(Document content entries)
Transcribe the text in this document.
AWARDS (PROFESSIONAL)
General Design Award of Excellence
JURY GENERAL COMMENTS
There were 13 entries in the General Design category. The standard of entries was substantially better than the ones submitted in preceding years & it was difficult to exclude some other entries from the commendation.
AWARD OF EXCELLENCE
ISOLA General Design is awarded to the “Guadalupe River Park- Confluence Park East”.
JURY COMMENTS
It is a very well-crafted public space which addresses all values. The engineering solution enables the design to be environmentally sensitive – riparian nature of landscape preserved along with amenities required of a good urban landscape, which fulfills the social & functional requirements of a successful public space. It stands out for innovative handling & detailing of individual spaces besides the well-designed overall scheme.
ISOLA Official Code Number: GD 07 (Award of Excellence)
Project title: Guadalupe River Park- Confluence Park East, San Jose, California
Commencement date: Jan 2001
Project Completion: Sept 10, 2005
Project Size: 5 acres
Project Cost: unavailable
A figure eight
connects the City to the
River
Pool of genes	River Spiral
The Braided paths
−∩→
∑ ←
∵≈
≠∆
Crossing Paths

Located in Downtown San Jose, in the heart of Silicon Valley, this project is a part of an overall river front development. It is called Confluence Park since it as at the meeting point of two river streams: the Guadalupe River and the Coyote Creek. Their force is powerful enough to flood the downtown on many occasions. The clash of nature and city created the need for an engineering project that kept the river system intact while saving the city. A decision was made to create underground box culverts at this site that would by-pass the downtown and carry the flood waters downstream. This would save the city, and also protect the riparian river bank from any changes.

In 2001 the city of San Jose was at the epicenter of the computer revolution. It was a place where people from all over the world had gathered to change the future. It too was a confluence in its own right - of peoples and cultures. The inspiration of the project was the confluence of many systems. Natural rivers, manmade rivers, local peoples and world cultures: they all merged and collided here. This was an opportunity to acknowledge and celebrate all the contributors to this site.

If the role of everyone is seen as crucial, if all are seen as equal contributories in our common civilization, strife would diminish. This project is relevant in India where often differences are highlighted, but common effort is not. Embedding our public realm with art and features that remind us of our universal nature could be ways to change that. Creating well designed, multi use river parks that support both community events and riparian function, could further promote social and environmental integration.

▸ What the task asks:
Show all lines from the data that contain "JURY".

▸ Task solution:
JURY GENERAL COMMENTS
JURY COMMENTS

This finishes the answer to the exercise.